• DATA SECTION:

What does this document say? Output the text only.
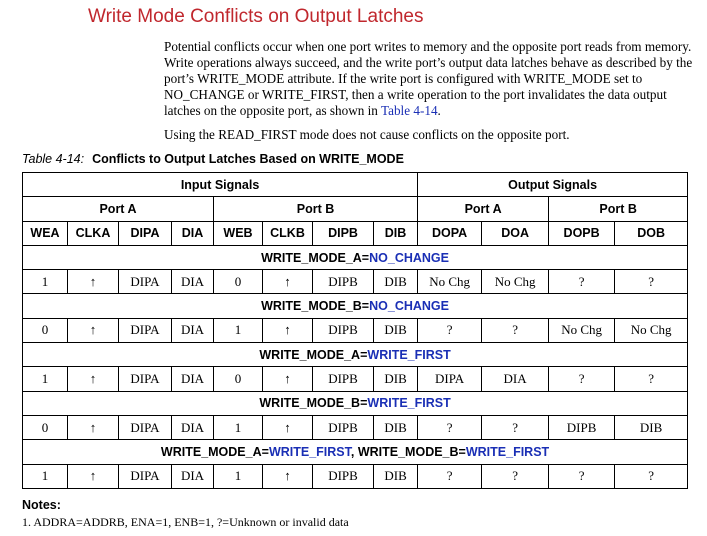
Write Mode Conflicts on Output Latches
Potential conflicts occur when one port writes to memory and the opposite port reads from memory. Write operations always succeed, and the write port’s output data latches behave as described by the port’s WRITE_MODE attribute. If the write port is configured with WRITE_MODE set to NO_CHANGE or WRITE_FIRST, then a write operation to the port invalidates the data output latches on the opposite port, as shown in Table 4-14.
Using the READ_FIRST mode does not cause conflicts on the opposite port.
Table 4-14: Conflicts to Output Latches Based on WRITE_MODE
Input Signals								Output Signals			
Port A				Port B				Port A		Port B	
WEA	CLKA	DIPA	DIA	WEB	CLKB	DIPB	DIB	DOPA	DOA	DOPB	DOB
WRITE_MODE_A=NO_CHANGE											
1	↑	DIPA	DIA	0	↑	DIPB	DIB	No Chg	No Chg	?	?
WRITE_MODE_B=NO_CHANGE											
0	↑	DIPA	DIA	1	↑	DIPB	DIB	?	?	No Chg	No Chg
WRITE_MODE_A=WRITE_FIRST											
1	↑	DIPA	DIA	0	↑	DIPB	DIB	DIPA	DIA	?	?
WRITE_MODE_B=WRITE_FIRST											
0	↑	DIPA	DIA	1	↑	DIPB	DIB	?	?	DIPB	DIB
WRITE_MODE_A=WRITE_FIRST, WRITE_MODE_B=WRITE_FIRST											
1	↑	DIPA	DIA	1	↑	DIPB	DIB	?	?	?	?
Notes:
1. ADDRA=ADDRB, ENA=1, ENB=1, ?=Unknown or invalid data
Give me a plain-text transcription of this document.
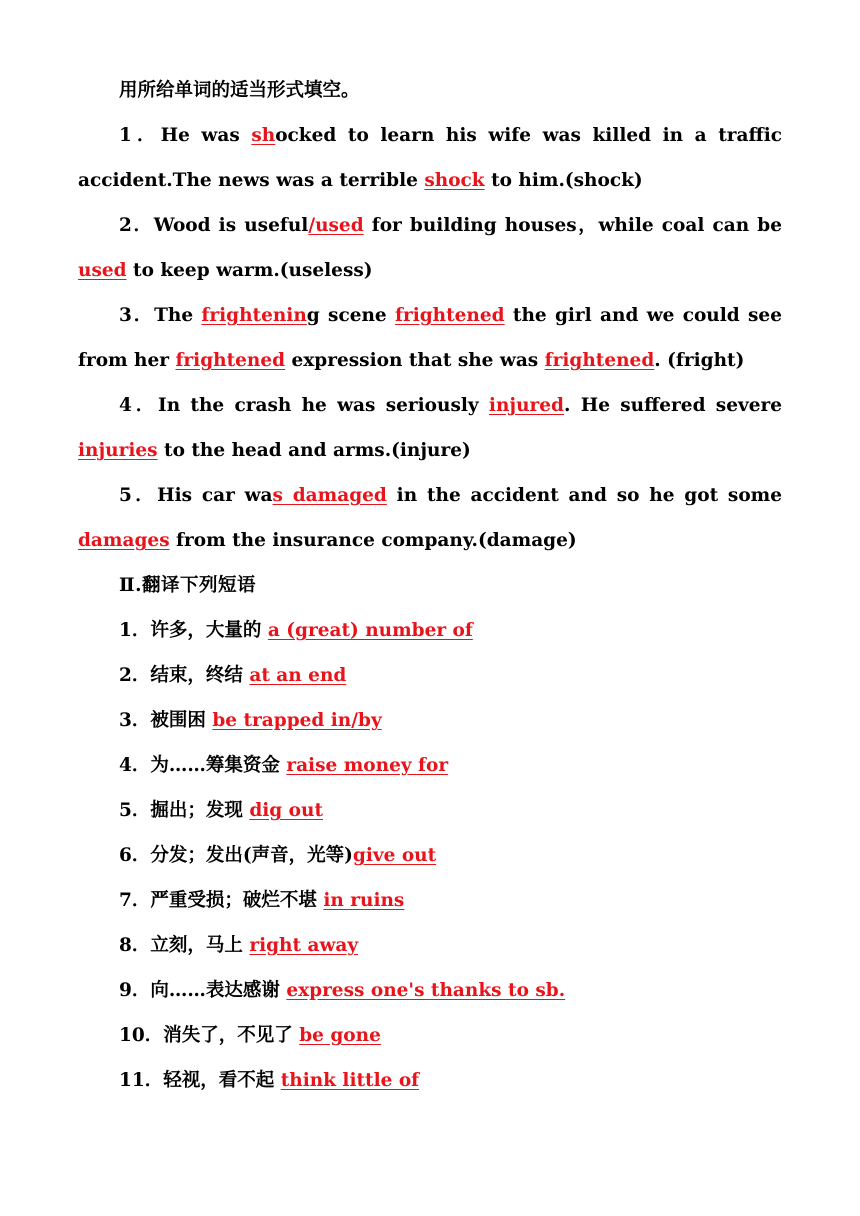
用所给单词的适当形式填空。

1．He was shocked to learn his wife was killed in a traffic accident.The news was a terrible shock to him.(shock)

2．Wood is useful/used for building houses，while coal can be used to keep warm.(useless)

3．The frightening scene frightened the girl and we could see from her frightened expression that she was frightened. (fright)

4．In the crash he was seriously injured. He suffered severe injuries to the head and arms.(injure)

5．His car was damaged in the accident and so he got some damages from the insurance company.(damage)

Ⅱ.翻译下列短语

1．许多，大量的 a (great) number of

2．结束，终结 at an end

3．被围困 be trapped in/by

4．为……筹集资金 raise money for

5．掘出；发现 dig out

6．分发；发出(声音，光等)give out

7．严重受损；破烂不堪 in ruins

8．立刻，马上 right away

9．向……表达感谢 express one's thanks to sb.

10．消失了，不见了 be gone

11．轻视，看不起 think little of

• GIVEN EXERCISE: Each entry above is to be written out again unchanged, apart from the pictures, which are left out.

• FULL ANSWER:
What does this document say? Output the text only.
Write Mode Conflicts on Output Latches
Potential conflicts occur when one port writes to memory and the opposite port reads from memory. Write operations always succeed, and the write port’s output data latches behave as described by the port’s WRITE_MODE attribute. If the write port is configured with WRITE_MODE set to NO_CHANGE or WRITE_FIRST, then a write operation to the port invalidates the data output latches on the opposite port, as shown in Table 4-14.
Using the READ_FIRST mode does not cause conflicts on the opposite port.
Table 4-14: Conflicts to Output Latches Based on WRITE_MODE
Input Signals								Output Signals			
Port A				Port B				Port A		Port B	
WEA	CLKA	DIPA	DIA	WEB	CLKB	DIPB	DIB	DOPA	DOA	DOPB	DOB
WRITE_MODE_A=NO_CHANGE											
1	↑	DIPA	DIA	0	↑	DIPB	DIB	No Chg	No Chg	?	?
WRITE_MODE_B=NO_CHANGE											
0	↑	DIPA	DIA	1	↑	DIPB	DIB	?	?	No Chg	No Chg
WRITE_MODE_A=WRITE_FIRST											
1	↑	DIPA	DIA	0	↑	DIPB	DIB	DIPA	DIA	?	?
WRITE_MODE_B=WRITE_FIRST											
0	↑	DIPA	DIA	1	↑	DIPB	DIB	?	?	DIPB	DIB
WRITE_MODE_A=WRITE_FIRST, WRITE_MODE_B=WRITE_FIRST											
1	↑	DIPA	DIA	1	↑	DIPB	DIB	?	?	?	?
Notes:
1. ADDRA=ADDRB, ENA=1, ENB=1, ?=Unknown or invalid data
Give me a plain-text transcription of this document.
用所给单词的适当形式填空。

1．He was shocked to learn his wife was killed in a traffic accident.The news was a terrible shock to him.(shock)

2．Wood is useful/used for building houses，while coal can be used to keep warm.(useless)

3．The frightening scene frightened the girl and we could see from her frightened expression that she was frightened. (fright)

4．In the crash he was seriously injured. He suffered severe injuries to the head and arms.(injure)

5．His car was damaged in the accident and so he got some damages from the insurance company.(damage)

Ⅱ.翻译下列短语

1．许多，大量的 a (great) number of

2．结束，终结 at an end

3．被围困 be trapped in/by

4．为……筹集资金 raise money for

5．掘出；发现 dig out

6．分发；发出(声音，光等)give out

7．严重受损；破烂不堪 in ruins

8．立刻，马上 right away

9．向……表达感谢 express one's thanks to sb.

10．消失了，不见了 be gone

11．轻视，看不起 think little of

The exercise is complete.